*GOAL OF THE EXERCISE*
Find the string "JSON" in the records. Copy every line it appears in.

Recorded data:
•••••
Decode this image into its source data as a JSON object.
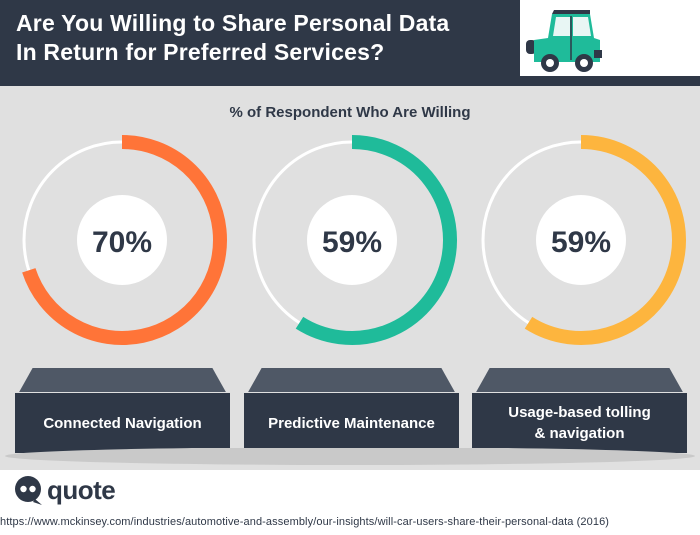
{
  "header": {
    "title_line1": "Are You Willing to Share Personal Data",
    "title_line2": "In Return for Preferred Services?"
  },
  "chart_data": {
    "type": "pie",
    "title": "% of Respondent Who Are Willing",
    "unit": "%",
    "categories": [
      "Connected Navigation",
      "Predictive Maintenance",
      "Usage-based tolling\n& navigation"
    ],
    "values": [
      70,
      59,
      59
    ],
    "labels": [
      "70%",
      "59%",
      "59%"
    ],
    "colors": [
      "#ff7438",
      "#1fbb9a",
      "#fdb53e"
    ],
    "track_color": "#ffffff"
  },
  "brand": {
    "logo_text": "quote"
  },
  "source": "https://www.mckinsey.com/industries/automotive-and-assembly/our-insights/will-car-users-share-their-personal-data (2016)",
  "colors": {
    "navy": "#2f3847",
    "panel": "#e0e0e0",
    "car_body": "#1fbb9a"
  },
  "icons": [
    "car-icon",
    "quote-logo-icon"
  ]
}
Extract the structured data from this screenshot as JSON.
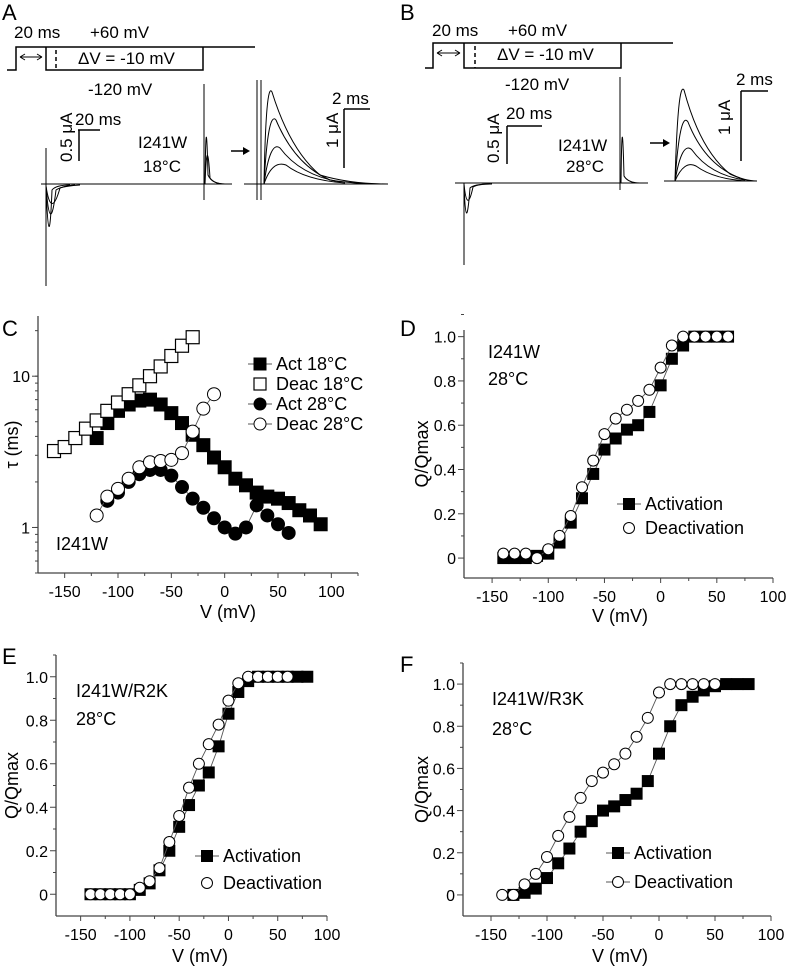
{
  "panels": {
    "A": {
      "letter": "A",
      "protocol": {
        "prepulse": "20 ms",
        "hold_high": "+60 mV",
        "step": "ΔV = -10 mV",
        "hold_low": "-120 mV"
      },
      "scalebar_main": {
        "time": "20 ms",
        "current": "0.5 μA"
      },
      "scalebar_inset": {
        "time": "2 ms",
        "current": "1 μA"
      },
      "construct": "I241W",
      "temperature": "18°C"
    },
    "B": {
      "letter": "B",
      "protocol": {
        "prepulse": "20 ms",
        "hold_high": "+60 mV",
        "step": "ΔV = -10 mV",
        "hold_low": "-120 mV"
      },
      "scalebar_main": {
        "time": "20 ms",
        "current": "0.5 μA"
      },
      "scalebar_inset": {
        "time": "2 ms",
        "current": "1 μA"
      },
      "construct": "I241W",
      "temperature": "28°C"
    }
  },
  "chart_data": [
    {
      "panel": "C",
      "type": "scatter",
      "title": "",
      "annotation": "I241W",
      "xlabel": "V (mV)",
      "ylabel": "τ (ms)",
      "yscale": "log",
      "xlim": [
        -175,
        125
      ],
      "ylim": [
        0.5,
        25
      ],
      "xticks": [
        -150,
        -100,
        -50,
        0,
        50,
        100
      ],
      "yticks": [
        1,
        10
      ],
      "legend_position": "top-right",
      "series": [
        {
          "name": "Act 18°C",
          "marker": "filled-square",
          "x": [
            -120,
            -110,
            -100,
            -90,
            -80,
            -70,
            -60,
            -50,
            -40,
            -30,
            -20,
            -10,
            0,
            10,
            20,
            30,
            40,
            50,
            60,
            70,
            80,
            90
          ],
          "y": [
            3.9,
            4.9,
            5.9,
            6.5,
            6.9,
            7.0,
            6.5,
            5.7,
            4.9,
            4.1,
            3.5,
            2.9,
            2.5,
            2.1,
            1.9,
            1.7,
            1.6,
            1.55,
            1.45,
            1.3,
            1.2,
            1.05
          ]
        },
        {
          "name": "Deac 18°C",
          "marker": "open-square",
          "x": [
            -160,
            -150,
            -140,
            -130,
            -120,
            -110,
            -100,
            -90,
            -80,
            -70,
            -60,
            -50,
            -40,
            -30
          ],
          "y": [
            3.2,
            3.4,
            3.9,
            4.5,
            5.1,
            5.9,
            6.7,
            7.6,
            8.7,
            10.0,
            11.6,
            13.6,
            15.9,
            18.1
          ]
        },
        {
          "name": "Act 28°C",
          "marker": "filled-circle",
          "x": [
            -110,
            -100,
            -90,
            -80,
            -70,
            -60,
            -50,
            -40,
            -30,
            -20,
            -10,
            0,
            10,
            20,
            30,
            40,
            50,
            60
          ],
          "y": [
            1.5,
            1.7,
            2.0,
            2.25,
            2.4,
            2.4,
            2.2,
            1.85,
            1.55,
            1.35,
            1.15,
            1.0,
            0.91,
            1.0,
            1.4,
            1.2,
            1.05,
            0.92
          ]
        },
        {
          "name": "Deac 28°C",
          "marker": "open-circle",
          "x": [
            -120,
            -110,
            -100,
            -90,
            -80,
            -70,
            -60,
            -50,
            -40,
            -30,
            -20,
            -10
          ],
          "y": [
            1.2,
            1.6,
            1.8,
            2.1,
            2.5,
            2.7,
            2.75,
            2.8,
            3.1,
            4.3,
            6.1,
            7.6
          ]
        }
      ]
    },
    {
      "panel": "D",
      "type": "scatter",
      "annotation": [
        "I241W",
        "28°C"
      ],
      "xlabel": "V (mV)",
      "ylabel": "Q/Qmax",
      "xlim": [
        -175,
        100
      ],
      "ylim": [
        -0.09,
        1.03
      ],
      "xticks": [
        -150,
        -100,
        -50,
        0,
        50,
        100
      ],
      "yticks": [
        0,
        0.2,
        0.4,
        0.6,
        0.8,
        1.0
      ],
      "ytick_labels": [
        "0",
        "0.2",
        "0.4",
        "0.6",
        "0.8",
        "1.0"
      ],
      "legend_position": "bottom-right",
      "series": [
        {
          "name": "Activation",
          "marker": "filled-square",
          "x": [
            -140,
            -130,
            -120,
            -110,
            -100,
            -90,
            -80,
            -70,
            -60,
            -50,
            -40,
            -30,
            -20,
            -10,
            0,
            10,
            20,
            30,
            40,
            50,
            60
          ],
          "y": [
            0.0,
            0.0,
            0.0,
            0.01,
            0.02,
            0.07,
            0.16,
            0.27,
            0.38,
            0.49,
            0.54,
            0.58,
            0.6,
            0.66,
            0.78,
            0.9,
            0.96,
            1.0,
            1.0,
            1.0,
            1.0
          ]
        },
        {
          "name": "Deactivation",
          "marker": "open-circle",
          "x": [
            -140,
            -130,
            -120,
            -110,
            -100,
            -90,
            -80,
            -70,
            -60,
            -50,
            -40,
            -30,
            -20,
            -10,
            0,
            10,
            20,
            30,
            40,
            50,
            60
          ],
          "y": [
            0.02,
            0.02,
            0.02,
            0.0,
            0.04,
            0.1,
            0.19,
            0.32,
            0.44,
            0.56,
            0.63,
            0.67,
            0.71,
            0.76,
            0.86,
            0.96,
            1.0,
            1.0,
            1.0,
            1.0,
            1.0
          ]
        }
      ]
    },
    {
      "panel": "E",
      "type": "scatter",
      "annotation": [
        "I241W/R2K",
        "28°C"
      ],
      "xlabel": "V (mV)",
      "ylabel": "Q/Qmax",
      "xlim": [
        -175,
        100
      ],
      "ylim": [
        -0.1,
        1.1
      ],
      "xticks": [
        -150,
        -100,
        -50,
        0,
        50,
        100
      ],
      "yticks": [
        0,
        0.2,
        0.4,
        0.6,
        0.8,
        1.0
      ],
      "ytick_labels": [
        "0",
        "0.2",
        "0.4",
        "0.6",
        "0.8",
        "1.0"
      ],
      "legend_position": "bottom-right",
      "series": [
        {
          "name": "Activation",
          "marker": "filled-square",
          "x": [
            -140,
            -130,
            -120,
            -110,
            -100,
            -90,
            -80,
            -70,
            -60,
            -50,
            -40,
            -30,
            -20,
            -10,
            0,
            10,
            20,
            30,
            40,
            50,
            60,
            70,
            80
          ],
          "y": [
            0,
            0,
            0,
            0,
            0,
            0.02,
            0.05,
            0.11,
            0.2,
            0.31,
            0.41,
            0.5,
            0.56,
            0.68,
            0.83,
            0.93,
            0.98,
            1.0,
            1.0,
            1.0,
            1.0,
            1.0,
            1.0
          ]
        },
        {
          "name": "Deactivation",
          "marker": "open-circle",
          "x": [
            -140,
            -130,
            -120,
            -110,
            -100,
            -90,
            -80,
            -70,
            -60,
            -50,
            -40,
            -30,
            -20,
            -10,
            0,
            10,
            20,
            30,
            40,
            50,
            60
          ],
          "y": [
            0,
            0,
            0,
            0,
            0,
            0.03,
            0.06,
            0.12,
            0.24,
            0.36,
            0.49,
            0.6,
            0.69,
            0.78,
            0.89,
            0.97,
            1.0,
            1.0,
            1.0,
            1.0,
            1.0
          ]
        }
      ]
    },
    {
      "panel": "F",
      "type": "scatter",
      "annotation": [
        "I241W/R3K",
        "28°C"
      ],
      "xlabel": "V (mV)",
      "ylabel": "Q/Qmax",
      "xlim": [
        -175,
        100
      ],
      "ylim": [
        -0.1,
        1.1
      ],
      "xticks": [
        -150,
        -100,
        -50,
        0,
        50,
        100
      ],
      "yticks": [
        0,
        0.2,
        0.4,
        0.6,
        0.8,
        1.0
      ],
      "ytick_labels": [
        "0",
        "0.2",
        "0.4",
        "0.6",
        "0.8",
        "1.0"
      ],
      "legend_position": "bottom-right",
      "series": [
        {
          "name": "Activation",
          "marker": "filled-square",
          "x": [
            -130,
            -120,
            -110,
            -100,
            -90,
            -80,
            -70,
            -60,
            -50,
            -40,
            -30,
            -20,
            -10,
            0,
            10,
            20,
            30,
            40,
            50,
            60,
            70,
            80
          ],
          "y": [
            0,
            0.01,
            0.03,
            0.08,
            0.15,
            0.22,
            0.3,
            0.35,
            0.4,
            0.42,
            0.45,
            0.48,
            0.54,
            0.67,
            0.8,
            0.9,
            0.94,
            0.97,
            0.99,
            1.0,
            1.0,
            1.0
          ]
        },
        {
          "name": "Deactivation",
          "marker": "open-circle",
          "x": [
            -140,
            -130,
            -120,
            -110,
            -100,
            -90,
            -80,
            -70,
            -60,
            -50,
            -40,
            -30,
            -20,
            -10,
            0,
            10,
            20,
            30,
            40,
            50
          ],
          "y": [
            0,
            0,
            0.05,
            0.1,
            0.18,
            0.28,
            0.37,
            0.46,
            0.54,
            0.58,
            0.62,
            0.67,
            0.75,
            0.84,
            0.96,
            1.0,
            1.0,
            1.0,
            1.0,
            1.0
          ]
        }
      ]
    }
  ]
}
•••••
*TASK ANSWER*
Decode this image into its source data as a JSON object.
Extract the structured data from this screenshot as JSON.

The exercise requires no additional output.